** Aim of the exercise **
Report how many lines contain the word "Chọn"; answer with the number only.

** Records for the task **
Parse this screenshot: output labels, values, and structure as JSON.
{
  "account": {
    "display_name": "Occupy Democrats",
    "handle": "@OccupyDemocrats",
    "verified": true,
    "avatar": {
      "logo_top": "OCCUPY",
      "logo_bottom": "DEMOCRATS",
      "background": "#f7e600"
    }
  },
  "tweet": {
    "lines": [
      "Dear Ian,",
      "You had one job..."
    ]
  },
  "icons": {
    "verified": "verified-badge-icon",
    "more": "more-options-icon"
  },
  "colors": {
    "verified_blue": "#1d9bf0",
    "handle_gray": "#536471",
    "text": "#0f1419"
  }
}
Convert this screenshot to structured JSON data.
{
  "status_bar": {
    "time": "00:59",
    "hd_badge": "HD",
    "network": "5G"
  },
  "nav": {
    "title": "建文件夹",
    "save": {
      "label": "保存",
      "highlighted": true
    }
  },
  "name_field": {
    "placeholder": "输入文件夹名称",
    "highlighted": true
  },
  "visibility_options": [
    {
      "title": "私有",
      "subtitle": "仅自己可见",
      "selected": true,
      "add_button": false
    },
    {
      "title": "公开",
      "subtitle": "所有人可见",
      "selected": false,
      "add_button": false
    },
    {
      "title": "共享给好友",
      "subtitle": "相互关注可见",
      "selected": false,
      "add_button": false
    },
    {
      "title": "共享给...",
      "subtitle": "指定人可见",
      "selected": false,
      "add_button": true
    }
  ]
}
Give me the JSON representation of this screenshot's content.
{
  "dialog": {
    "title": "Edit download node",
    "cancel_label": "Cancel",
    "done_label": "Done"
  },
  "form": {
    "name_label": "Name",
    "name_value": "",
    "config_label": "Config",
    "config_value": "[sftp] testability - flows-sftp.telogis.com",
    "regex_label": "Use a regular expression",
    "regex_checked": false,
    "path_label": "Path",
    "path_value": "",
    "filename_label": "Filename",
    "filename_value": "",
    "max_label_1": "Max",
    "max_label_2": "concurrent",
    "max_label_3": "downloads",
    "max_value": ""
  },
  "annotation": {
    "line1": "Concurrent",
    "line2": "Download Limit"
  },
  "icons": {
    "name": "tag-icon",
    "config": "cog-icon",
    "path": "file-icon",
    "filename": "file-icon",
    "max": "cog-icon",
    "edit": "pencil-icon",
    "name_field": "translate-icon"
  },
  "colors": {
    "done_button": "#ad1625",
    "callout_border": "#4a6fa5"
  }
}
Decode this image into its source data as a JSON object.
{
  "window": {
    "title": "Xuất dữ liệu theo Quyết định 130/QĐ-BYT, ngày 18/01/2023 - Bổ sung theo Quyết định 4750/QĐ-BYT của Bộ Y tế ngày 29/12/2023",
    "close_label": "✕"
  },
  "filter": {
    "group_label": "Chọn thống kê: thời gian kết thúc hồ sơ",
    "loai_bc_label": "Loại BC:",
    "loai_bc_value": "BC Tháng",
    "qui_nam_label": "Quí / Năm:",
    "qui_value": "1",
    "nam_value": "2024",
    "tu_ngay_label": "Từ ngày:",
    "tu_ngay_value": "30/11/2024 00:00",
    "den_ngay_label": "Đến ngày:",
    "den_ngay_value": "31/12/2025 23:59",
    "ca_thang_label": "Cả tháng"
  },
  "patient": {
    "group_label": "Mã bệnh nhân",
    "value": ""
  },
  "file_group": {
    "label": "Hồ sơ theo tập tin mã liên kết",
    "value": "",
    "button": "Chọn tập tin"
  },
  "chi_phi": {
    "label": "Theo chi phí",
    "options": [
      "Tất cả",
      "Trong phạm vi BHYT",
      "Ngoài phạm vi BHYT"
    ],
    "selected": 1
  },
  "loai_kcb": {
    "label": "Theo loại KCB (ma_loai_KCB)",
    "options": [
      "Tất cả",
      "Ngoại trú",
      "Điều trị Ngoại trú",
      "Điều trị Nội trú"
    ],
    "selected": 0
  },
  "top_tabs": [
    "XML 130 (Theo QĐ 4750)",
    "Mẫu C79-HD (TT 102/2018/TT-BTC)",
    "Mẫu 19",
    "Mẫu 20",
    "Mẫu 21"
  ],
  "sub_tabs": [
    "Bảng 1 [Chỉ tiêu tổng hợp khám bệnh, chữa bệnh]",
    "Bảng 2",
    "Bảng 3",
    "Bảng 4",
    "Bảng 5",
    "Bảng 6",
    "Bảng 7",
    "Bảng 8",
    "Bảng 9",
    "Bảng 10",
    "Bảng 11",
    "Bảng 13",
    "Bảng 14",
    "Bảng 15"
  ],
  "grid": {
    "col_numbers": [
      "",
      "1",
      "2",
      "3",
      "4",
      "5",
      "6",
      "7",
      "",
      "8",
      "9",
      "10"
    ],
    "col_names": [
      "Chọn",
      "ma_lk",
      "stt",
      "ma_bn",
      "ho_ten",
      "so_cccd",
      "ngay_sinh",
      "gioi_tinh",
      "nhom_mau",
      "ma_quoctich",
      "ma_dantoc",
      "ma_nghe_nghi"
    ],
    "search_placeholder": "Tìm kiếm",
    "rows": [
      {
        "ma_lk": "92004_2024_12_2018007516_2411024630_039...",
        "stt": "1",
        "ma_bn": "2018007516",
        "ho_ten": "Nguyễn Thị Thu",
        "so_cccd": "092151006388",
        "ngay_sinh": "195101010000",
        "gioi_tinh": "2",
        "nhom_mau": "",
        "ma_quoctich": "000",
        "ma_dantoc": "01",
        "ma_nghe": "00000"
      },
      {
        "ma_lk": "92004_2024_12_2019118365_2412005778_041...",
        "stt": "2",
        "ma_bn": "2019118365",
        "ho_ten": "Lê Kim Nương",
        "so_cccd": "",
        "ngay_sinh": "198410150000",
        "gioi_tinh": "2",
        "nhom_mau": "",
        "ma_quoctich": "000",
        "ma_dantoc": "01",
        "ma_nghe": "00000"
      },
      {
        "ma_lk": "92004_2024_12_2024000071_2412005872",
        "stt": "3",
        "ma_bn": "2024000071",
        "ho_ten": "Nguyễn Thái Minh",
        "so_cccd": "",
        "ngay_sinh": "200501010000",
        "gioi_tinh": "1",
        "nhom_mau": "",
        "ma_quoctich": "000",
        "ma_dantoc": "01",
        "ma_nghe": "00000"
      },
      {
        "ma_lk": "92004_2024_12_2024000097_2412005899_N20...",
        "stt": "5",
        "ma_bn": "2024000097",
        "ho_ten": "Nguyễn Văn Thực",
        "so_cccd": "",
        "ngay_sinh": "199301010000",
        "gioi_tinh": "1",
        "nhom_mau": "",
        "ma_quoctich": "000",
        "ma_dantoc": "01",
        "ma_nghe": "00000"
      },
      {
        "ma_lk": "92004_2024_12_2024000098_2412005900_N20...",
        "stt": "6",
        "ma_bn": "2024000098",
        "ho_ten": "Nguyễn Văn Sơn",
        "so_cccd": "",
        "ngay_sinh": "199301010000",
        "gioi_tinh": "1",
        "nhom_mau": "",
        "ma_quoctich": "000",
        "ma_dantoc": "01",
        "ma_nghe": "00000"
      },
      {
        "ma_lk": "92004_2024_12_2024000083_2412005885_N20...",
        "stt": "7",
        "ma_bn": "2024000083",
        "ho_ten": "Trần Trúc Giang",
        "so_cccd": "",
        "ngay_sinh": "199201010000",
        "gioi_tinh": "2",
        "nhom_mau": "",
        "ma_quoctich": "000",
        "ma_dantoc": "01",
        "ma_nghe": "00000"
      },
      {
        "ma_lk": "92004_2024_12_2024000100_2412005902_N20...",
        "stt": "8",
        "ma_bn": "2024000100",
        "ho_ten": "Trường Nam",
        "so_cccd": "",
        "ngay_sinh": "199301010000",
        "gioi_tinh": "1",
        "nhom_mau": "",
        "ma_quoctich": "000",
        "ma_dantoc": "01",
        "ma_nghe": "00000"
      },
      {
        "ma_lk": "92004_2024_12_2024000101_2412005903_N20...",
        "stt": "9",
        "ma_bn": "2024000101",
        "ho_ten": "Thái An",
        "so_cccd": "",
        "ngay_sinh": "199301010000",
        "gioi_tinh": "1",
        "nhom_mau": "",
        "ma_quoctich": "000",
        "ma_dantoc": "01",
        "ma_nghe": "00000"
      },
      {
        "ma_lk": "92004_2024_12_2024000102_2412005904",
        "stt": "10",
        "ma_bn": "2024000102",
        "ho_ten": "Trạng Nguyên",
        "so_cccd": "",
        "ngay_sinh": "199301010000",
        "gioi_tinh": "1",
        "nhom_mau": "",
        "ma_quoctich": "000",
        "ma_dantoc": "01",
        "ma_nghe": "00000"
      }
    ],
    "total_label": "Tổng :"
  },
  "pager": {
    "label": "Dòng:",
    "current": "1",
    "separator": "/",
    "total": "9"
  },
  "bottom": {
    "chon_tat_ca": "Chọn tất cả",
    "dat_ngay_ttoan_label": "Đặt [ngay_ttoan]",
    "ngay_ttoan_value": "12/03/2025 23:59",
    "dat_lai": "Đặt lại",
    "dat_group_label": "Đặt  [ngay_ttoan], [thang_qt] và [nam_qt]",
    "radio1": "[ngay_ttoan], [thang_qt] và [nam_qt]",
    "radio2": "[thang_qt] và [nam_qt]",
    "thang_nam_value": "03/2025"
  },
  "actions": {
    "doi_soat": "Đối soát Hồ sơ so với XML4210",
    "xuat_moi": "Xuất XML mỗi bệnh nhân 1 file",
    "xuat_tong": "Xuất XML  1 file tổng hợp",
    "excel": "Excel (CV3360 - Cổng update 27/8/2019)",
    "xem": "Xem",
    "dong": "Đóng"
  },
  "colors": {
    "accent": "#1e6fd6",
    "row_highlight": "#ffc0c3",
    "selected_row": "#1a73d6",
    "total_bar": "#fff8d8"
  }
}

** Correct result **
4